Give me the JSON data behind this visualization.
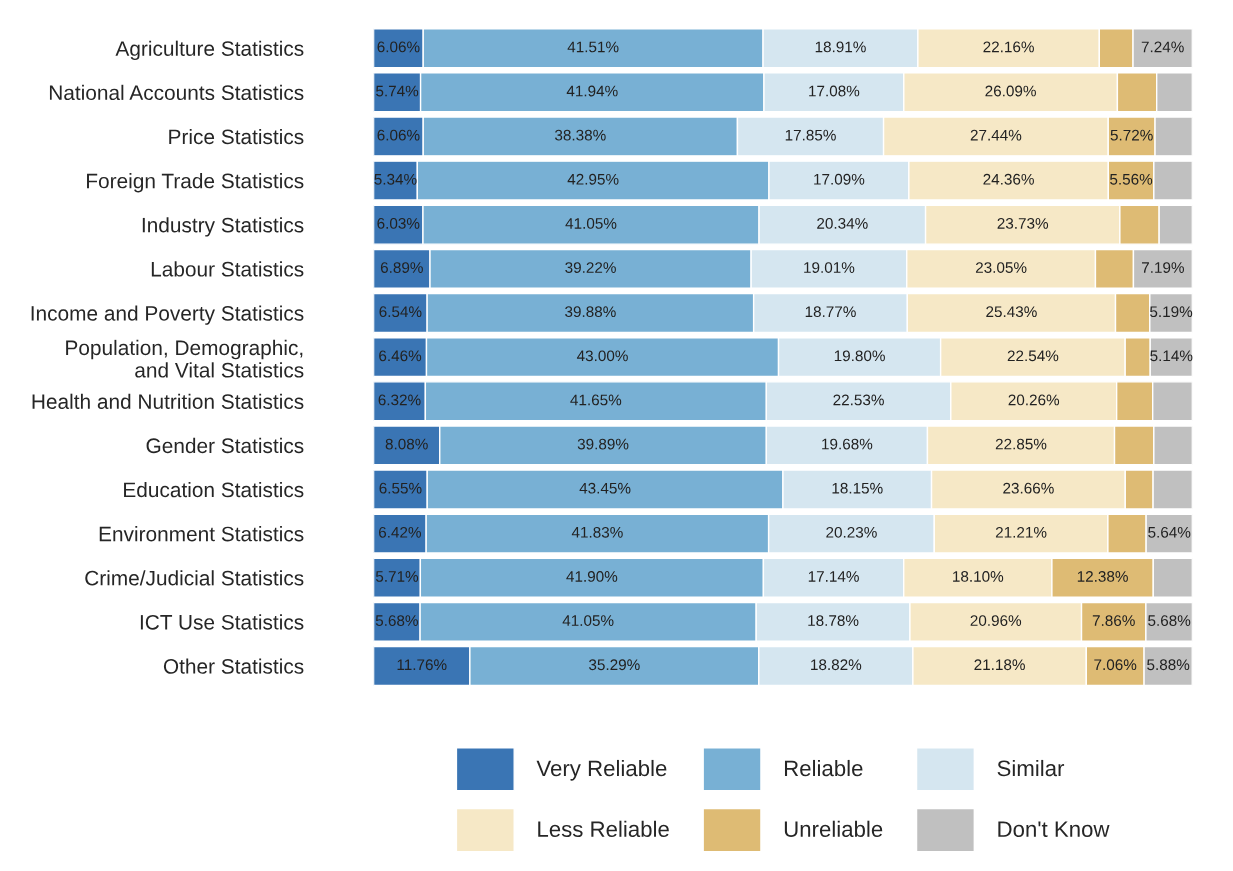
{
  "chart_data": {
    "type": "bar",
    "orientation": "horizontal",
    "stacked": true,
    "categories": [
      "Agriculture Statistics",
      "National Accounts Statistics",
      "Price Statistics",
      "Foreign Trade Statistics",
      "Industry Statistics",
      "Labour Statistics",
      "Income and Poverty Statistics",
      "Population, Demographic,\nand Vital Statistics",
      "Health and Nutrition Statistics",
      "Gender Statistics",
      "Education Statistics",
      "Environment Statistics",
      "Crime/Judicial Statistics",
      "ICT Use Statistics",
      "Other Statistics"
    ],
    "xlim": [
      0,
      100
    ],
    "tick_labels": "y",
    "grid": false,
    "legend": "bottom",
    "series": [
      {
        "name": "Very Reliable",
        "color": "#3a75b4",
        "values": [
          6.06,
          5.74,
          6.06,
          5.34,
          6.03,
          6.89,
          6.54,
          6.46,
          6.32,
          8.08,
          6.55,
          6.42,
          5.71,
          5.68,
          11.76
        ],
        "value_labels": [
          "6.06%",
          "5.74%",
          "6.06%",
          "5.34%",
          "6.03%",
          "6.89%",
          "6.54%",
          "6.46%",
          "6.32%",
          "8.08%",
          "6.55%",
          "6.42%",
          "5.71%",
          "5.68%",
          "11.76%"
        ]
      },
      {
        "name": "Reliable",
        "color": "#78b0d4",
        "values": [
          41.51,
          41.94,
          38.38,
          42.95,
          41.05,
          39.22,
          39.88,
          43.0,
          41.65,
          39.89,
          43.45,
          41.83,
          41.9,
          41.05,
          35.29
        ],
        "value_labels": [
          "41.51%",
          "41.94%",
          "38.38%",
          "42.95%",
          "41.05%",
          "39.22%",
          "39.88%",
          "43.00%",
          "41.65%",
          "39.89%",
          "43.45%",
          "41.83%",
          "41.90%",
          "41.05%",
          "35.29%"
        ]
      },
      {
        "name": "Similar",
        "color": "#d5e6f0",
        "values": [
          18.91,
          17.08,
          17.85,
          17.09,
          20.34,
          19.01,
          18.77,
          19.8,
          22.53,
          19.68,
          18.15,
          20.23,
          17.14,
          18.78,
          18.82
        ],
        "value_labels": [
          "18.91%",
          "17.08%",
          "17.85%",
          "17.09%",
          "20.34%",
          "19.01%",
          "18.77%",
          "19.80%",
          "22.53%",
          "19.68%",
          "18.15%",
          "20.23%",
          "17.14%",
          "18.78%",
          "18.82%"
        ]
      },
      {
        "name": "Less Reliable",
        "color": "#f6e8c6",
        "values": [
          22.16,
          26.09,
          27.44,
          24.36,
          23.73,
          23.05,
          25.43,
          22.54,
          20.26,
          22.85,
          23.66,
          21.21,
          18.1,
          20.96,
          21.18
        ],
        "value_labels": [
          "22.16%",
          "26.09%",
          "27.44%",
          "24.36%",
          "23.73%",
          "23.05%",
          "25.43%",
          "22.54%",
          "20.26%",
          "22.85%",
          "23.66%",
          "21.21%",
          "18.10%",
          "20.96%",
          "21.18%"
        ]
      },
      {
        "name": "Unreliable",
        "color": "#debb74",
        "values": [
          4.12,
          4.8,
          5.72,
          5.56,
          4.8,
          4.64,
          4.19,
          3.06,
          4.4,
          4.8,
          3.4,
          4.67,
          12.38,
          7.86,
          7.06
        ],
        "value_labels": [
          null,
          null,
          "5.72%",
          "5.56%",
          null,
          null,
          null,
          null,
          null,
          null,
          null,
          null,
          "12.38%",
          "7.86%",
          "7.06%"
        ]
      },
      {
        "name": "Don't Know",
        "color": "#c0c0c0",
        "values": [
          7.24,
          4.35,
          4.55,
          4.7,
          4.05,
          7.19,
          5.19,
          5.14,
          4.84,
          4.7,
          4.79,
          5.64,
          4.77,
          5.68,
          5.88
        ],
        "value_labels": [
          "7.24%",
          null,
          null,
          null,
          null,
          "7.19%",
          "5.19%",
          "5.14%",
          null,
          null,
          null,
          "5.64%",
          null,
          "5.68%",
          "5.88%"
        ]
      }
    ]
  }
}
******
▶ _STATED EXERCISE_: Which lines contain "color"? Show each of them.

▶ _RESULT FOR THIS EXERCISE_:
        "color": "#3a75b4",
        "color": "#78b0d4",
        "color": "#d5e6f0",
        "color": "#f6e8c6",
        "color": "#debb74",
        "color": "#c0c0c0",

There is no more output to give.